*PROBLEM DESCRIPTION*
Find the lines below that contain the word "this" and count them. Only the number should be given.

[Figure dataset records]
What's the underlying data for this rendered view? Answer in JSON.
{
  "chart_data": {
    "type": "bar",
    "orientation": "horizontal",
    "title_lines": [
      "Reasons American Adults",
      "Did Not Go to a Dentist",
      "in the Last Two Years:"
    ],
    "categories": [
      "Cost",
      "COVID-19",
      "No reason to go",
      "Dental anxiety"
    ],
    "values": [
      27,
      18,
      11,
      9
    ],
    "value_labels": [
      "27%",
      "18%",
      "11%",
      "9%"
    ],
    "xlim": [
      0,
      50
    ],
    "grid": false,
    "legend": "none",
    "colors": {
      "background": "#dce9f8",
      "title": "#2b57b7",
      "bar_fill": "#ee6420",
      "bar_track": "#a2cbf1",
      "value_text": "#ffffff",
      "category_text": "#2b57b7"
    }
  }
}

...

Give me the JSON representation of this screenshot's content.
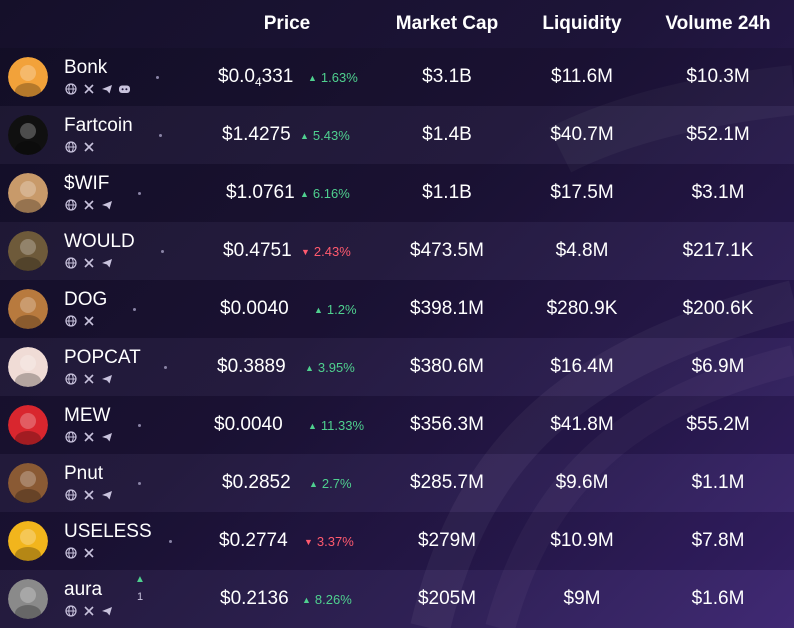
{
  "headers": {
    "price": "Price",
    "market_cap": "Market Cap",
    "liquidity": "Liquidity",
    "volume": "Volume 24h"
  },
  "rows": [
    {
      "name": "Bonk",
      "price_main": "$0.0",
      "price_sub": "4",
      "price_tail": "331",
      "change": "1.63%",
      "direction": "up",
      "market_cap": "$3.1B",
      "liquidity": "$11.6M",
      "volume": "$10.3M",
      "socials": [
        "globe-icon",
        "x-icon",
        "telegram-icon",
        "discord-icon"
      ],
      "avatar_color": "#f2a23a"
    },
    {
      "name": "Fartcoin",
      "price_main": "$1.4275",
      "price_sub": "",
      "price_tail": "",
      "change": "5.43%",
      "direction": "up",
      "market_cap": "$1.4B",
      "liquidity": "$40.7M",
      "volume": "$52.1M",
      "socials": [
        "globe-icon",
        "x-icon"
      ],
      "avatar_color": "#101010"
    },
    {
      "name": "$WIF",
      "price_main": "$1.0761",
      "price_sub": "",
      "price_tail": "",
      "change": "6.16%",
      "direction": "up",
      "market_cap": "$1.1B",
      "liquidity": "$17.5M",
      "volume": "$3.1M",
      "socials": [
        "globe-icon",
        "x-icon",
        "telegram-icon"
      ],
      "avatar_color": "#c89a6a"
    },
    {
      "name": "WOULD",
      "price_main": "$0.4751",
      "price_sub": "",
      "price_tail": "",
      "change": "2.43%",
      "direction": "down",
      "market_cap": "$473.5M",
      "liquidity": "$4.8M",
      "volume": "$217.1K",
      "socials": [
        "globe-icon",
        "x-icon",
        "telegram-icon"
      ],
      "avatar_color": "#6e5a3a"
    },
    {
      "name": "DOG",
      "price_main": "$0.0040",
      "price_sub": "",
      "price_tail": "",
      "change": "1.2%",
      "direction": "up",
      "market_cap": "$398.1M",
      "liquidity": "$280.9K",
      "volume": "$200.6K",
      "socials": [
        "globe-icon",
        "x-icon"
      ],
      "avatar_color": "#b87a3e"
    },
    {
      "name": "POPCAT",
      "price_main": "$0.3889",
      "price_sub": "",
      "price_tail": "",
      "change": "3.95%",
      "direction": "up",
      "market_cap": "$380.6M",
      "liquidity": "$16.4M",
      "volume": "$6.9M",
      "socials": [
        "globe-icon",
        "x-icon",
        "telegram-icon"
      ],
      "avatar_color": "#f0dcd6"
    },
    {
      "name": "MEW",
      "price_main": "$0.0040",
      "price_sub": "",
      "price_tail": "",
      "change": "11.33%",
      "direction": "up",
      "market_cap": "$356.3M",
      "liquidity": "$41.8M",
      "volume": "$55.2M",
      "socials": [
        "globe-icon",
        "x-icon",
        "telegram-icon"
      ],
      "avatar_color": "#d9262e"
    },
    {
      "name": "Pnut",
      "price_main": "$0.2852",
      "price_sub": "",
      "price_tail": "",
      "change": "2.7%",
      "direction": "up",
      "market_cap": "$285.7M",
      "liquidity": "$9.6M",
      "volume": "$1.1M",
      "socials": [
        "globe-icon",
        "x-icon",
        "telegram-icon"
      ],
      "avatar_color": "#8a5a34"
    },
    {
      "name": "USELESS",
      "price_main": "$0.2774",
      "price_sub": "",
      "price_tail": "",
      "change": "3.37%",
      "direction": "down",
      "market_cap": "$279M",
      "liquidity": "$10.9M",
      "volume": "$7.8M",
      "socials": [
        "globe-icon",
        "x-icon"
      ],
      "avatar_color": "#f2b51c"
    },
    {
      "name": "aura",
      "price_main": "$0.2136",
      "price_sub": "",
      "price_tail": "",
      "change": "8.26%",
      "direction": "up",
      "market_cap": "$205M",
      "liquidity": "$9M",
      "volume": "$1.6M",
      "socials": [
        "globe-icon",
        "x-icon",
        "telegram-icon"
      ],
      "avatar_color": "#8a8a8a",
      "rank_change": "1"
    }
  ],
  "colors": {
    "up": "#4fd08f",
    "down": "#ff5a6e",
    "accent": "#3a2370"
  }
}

*TASK RESPONSE*
2